What is being asked: In this exercise, reproduce all the entries that follow exactly.

Stored data:
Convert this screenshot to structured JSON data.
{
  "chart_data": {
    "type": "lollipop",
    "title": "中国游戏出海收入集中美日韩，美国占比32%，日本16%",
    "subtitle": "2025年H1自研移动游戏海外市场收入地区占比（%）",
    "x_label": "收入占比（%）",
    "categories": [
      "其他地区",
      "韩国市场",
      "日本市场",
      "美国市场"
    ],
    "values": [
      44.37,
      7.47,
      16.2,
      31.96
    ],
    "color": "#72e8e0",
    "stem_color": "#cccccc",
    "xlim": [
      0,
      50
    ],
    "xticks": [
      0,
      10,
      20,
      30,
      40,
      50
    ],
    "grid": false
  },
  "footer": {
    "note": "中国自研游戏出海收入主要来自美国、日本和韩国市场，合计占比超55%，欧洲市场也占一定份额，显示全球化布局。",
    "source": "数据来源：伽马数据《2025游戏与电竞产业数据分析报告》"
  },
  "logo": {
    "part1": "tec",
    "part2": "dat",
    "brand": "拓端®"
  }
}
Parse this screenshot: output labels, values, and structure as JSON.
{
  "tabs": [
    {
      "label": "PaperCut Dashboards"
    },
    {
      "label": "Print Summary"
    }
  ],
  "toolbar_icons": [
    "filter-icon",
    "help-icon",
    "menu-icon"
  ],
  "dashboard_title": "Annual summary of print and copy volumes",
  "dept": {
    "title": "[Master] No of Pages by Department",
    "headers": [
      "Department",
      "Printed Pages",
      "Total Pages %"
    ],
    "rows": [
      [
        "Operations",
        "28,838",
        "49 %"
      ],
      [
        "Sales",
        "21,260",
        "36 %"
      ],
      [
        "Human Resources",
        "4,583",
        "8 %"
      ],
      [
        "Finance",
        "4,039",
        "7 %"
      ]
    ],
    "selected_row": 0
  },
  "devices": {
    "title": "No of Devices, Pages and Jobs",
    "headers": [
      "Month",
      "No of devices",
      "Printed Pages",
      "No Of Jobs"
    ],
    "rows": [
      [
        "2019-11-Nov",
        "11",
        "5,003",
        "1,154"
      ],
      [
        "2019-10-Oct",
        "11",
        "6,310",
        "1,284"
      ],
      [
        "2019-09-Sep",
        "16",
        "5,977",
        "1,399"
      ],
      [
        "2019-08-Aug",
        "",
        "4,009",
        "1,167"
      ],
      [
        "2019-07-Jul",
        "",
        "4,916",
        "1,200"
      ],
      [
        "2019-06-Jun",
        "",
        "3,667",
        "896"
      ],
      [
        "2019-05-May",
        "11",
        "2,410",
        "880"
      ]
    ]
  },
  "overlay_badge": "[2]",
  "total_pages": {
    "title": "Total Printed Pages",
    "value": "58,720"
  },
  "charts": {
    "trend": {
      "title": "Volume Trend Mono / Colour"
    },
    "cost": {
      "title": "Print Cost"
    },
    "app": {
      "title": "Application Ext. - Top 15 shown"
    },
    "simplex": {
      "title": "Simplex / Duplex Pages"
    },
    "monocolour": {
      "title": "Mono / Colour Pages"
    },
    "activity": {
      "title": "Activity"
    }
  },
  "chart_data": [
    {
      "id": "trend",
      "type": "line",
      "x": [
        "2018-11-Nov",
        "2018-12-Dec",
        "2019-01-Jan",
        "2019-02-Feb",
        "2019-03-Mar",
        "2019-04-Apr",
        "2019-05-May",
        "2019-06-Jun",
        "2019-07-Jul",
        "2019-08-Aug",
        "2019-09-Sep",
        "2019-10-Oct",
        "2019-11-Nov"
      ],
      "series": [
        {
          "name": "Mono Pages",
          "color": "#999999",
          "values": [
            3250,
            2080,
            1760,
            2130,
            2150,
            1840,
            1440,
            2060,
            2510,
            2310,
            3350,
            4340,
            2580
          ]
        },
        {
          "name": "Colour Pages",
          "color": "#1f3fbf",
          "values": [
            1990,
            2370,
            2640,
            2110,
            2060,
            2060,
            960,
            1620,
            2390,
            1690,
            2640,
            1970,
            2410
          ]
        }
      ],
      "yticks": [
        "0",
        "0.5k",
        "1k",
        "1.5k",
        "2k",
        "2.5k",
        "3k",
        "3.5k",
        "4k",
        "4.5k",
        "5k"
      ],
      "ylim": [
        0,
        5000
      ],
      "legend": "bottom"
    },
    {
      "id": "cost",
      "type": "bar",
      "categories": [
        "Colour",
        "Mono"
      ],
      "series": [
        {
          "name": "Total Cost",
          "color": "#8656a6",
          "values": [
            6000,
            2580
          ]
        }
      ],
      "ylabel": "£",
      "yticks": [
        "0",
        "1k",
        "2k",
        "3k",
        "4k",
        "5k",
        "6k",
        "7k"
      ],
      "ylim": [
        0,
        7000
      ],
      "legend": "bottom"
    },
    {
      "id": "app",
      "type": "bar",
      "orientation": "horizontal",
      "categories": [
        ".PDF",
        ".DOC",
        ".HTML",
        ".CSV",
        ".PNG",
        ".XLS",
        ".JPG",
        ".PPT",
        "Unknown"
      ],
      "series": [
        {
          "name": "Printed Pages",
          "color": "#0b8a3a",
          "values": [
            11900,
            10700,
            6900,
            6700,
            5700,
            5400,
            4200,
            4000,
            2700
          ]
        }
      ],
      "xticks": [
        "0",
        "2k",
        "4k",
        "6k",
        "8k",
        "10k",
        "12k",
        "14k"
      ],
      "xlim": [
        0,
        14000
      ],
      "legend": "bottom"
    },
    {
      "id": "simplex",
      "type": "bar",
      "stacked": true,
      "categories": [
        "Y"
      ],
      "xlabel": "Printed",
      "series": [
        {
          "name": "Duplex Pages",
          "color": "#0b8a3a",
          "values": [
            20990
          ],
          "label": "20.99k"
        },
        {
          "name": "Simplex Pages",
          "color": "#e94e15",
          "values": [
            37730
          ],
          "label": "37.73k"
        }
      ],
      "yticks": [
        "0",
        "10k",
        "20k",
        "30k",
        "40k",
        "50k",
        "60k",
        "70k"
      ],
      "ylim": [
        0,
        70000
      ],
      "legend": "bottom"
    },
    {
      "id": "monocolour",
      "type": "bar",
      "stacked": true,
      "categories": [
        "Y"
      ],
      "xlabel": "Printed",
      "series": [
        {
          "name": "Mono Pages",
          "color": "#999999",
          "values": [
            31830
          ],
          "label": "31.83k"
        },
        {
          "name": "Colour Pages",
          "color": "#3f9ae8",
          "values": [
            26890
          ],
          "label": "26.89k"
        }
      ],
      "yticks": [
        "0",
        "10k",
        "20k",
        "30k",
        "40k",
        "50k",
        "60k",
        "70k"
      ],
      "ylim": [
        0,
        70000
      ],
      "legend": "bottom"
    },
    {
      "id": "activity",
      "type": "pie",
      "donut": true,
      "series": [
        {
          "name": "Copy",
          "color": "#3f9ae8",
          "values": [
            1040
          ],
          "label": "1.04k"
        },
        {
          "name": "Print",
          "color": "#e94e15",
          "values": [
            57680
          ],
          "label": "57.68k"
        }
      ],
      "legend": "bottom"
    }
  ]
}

Output below:
Convert this screenshot to structured JSON data.
{
  "chart_data": {
    "type": "lollipop",
    "title": "中国游戏出海收入集中美日韩，美国占比32%，日本16%",
    "subtitle": "2025年H1自研移动游戏海外市场收入地区占比（%）",
    "x_label": "收入占比（%）",
    "categories": [
      "其他地区",
      "韩国市场",
      "日本市场",
      "美国市场"
    ],
    "values": [
      44.37,
      7.47,
      16.2,
      31.96
    ],
    "color": "#72e8e0",
    "stem_color": "#cccccc",
    "xlim": [
      0,
      50
    ],
    "xticks": [
      0,
      10,
      20,
      30,
      40,
      50
    ],
    "grid": false
  },
  "footer": {
    "note": "中国自研游戏出海收入主要来自美国、日本和韩国市场，合计占比超55%，欧洲市场也占一定份额，显示全球化布局。",
    "source": "数据来源：伽马数据《2025游戏与电竞产业数据分析报告》"
  },
  "logo": {
    "part1": "tec",
    "part2": "dat",
    "brand": "拓端®"
  }
}
Parse this screenshot: output labels, values, and structure as JSON.
{
  "tabs": [
    {
      "label": "PaperCut Dashboards"
    },
    {
      "label": "Print Summary"
    }
  ],
  "toolbar_icons": [
    "filter-icon",
    "help-icon",
    "menu-icon"
  ],
  "dashboard_title": "Annual summary of print and copy volumes",
  "dept": {
    "title": "[Master] No of Pages by Department",
    "headers": [
      "Department",
      "Printed Pages",
      "Total Pages %"
    ],
    "rows": [
      [
        "Operations",
        "28,838",
        "49 %"
      ],
      [
        "Sales",
        "21,260",
        "36 %"
      ],
      [
        "Human Resources",
        "4,583",
        "8 %"
      ],
      [
        "Finance",
        "4,039",
        "7 %"
      ]
    ],
    "selected_row": 0
  },
  "devices": {
    "title": "No of Devices, Pages and Jobs",
    "headers": [
      "Month",
      "No of devices",
      "Printed Pages",
      "No Of Jobs"
    ],
    "rows": [
      [
        "2019-11-Nov",
        "11",
        "5,003",
        "1,154"
      ],
      [
        "2019-10-Oct",
        "11",
        "6,310",
        "1,284"
      ],
      [
        "2019-09-Sep",
        "16",
        "5,977",
        "1,399"
      ],
      [
        "2019-08-Aug",
        "",
        "4,009",
        "1,167"
      ],
      [
        "2019-07-Jul",
        "",
        "4,916",
        "1,200"
      ],
      [
        "2019-06-Jun",
        "",
        "3,667",
        "896"
      ],
      [
        "2019-05-May",
        "11",
        "2,410",
        "880"
      ]
    ]
  },
  "overlay_badge": "[2]",
  "total_pages": {
    "title": "Total Printed Pages",
    "value": "58,720"
  },
  "charts": {
    "trend": {
      "title": "Volume Trend Mono / Colour"
    },
    "cost": {
      "title": "Print Cost"
    },
    "app": {
      "title": "Application Ext. - Top 15 shown"
    },
    "simplex": {
      "title": "Simplex / Duplex Pages"
    },
    "monocolour": {
      "title": "Mono / Colour Pages"
    },
    "activity": {
      "title": "Activity"
    }
  },
  "chart_data": [
    {
      "id": "trend",
      "type": "line",
      "x": [
        "2018-11-Nov",
        "2018-12-Dec",
        "2019-01-Jan",
        "2019-02-Feb",
        "2019-03-Mar",
        "2019-04-Apr",
        "2019-05-May",
        "2019-06-Jun",
        "2019-07-Jul",
        "2019-08-Aug",
        "2019-09-Sep",
        "2019-10-Oct",
        "2019-11-Nov"
      ],
      "series": [
        {
          "name": "Mono Pages",
          "color": "#999999",
          "values": [
            3250,
            2080,
            1760,
            2130,
            2150,
            1840,
            1440,
            2060,
            2510,
            2310,
            3350,
            4340,
            2580
          ]
        },
        {
          "name": "Colour Pages",
          "color": "#1f3fbf",
          "values": [
            1990,
            2370,
            2640,
            2110,
            2060,
            2060,
            960,
            1620,
            2390,
            1690,
            2640,
            1970,
            2410
          ]
        }
      ],
      "yticks": [
        "0",
        "0.5k",
        "1k",
        "1.5k",
        "2k",
        "2.5k",
        "3k",
        "3.5k",
        "4k",
        "4.5k",
        "5k"
      ],
      "ylim": [
        0,
        5000
      ],
      "legend": "bottom"
    },
    {
      "id": "cost",
      "type": "bar",
      "categories": [
        "Colour",
        "Mono"
      ],
      "series": [
        {
          "name": "Total Cost",
          "color": "#8656a6",
          "values": [
            6000,
            2580
          ]
        }
      ],
      "ylabel": "£",
      "yticks": [
        "0",
        "1k",
        "2k",
        "3k",
        "4k",
        "5k",
        "6k",
        "7k"
      ],
      "ylim": [
        0,
        7000
      ],
      "legend": "bottom"
    },
    {
      "id": "app",
      "type": "bar",
      "orientation": "horizontal",
      "categories": [
        ".PDF",
        ".DOC",
        ".HTML",
        ".CSV",
        ".PNG",
        ".XLS",
        ".JPG",
        ".PPT",
        "Unknown"
      ],
      "series": [
        {
          "name": "Printed Pages",
          "color": "#0b8a3a",
          "values": [
            11900,
            10700,
            6900,
            6700,
            5700,
            5400,
            4200,
            4000,
            2700
          ]
        }
      ],
      "xticks": [
        "0",
        "2k",
        "4k",
        "6k",
        "8k",
        "10k",
        "12k",
        "14k"
      ],
      "xlim": [
        0,
        14000
      ],
      "legend": "bottom"
    },
    {
      "id": "simplex",
      "type": "bar",
      "stacked": true,
      "categories": [
        "Y"
      ],
      "xlabel": "Printed",
      "series": [
        {
          "name": "Duplex Pages",
          "color": "#0b8a3a",
          "values": [
            20990
          ],
          "label": "20.99k"
        },
        {
          "name": "Simplex Pages",
          "color": "#e94e15",
          "values": [
            37730
          ],
          "label": "37.73k"
        }
      ],
      "yticks": [
        "0",
        "10k",
        "20k",
        "30k",
        "40k",
        "50k",
        "60k",
        "70k"
      ],
      "ylim": [
        0,
        70000
      ],
      "legend": "bottom"
    },
    {
      "id": "monocolour",
      "type": "bar",
      "stacked": true,
      "categories": [
        "Y"
      ],
      "xlabel": "Printed",
      "series": [
        {
          "name": "Mono Pages",
          "color": "#999999",
          "values": [
            31830
          ],
          "label": "31.83k"
        },
        {
          "name": "Colour Pages",
          "color": "#3f9ae8",
          "values": [
            26890
          ],
          "label": "26.89k"
        }
      ],
      "yticks": [
        "0",
        "10k",
        "20k",
        "30k",
        "40k",
        "50k",
        "60k",
        "70k"
      ],
      "ylim": [
        0,
        70000
      ],
      "legend": "bottom"
    },
    {
      "id": "activity",
      "type": "pie",
      "donut": true,
      "series": [
        {
          "name": "Copy",
          "color": "#3f9ae8",
          "values": [
            1040
          ],
          "label": "1.04k"
        },
        {
          "name": "Print",
          "color": "#e94e15",
          "values": [
            57680
          ],
          "label": "57.68k"
        }
      ],
      "legend": "bottom"
    }
  ]
}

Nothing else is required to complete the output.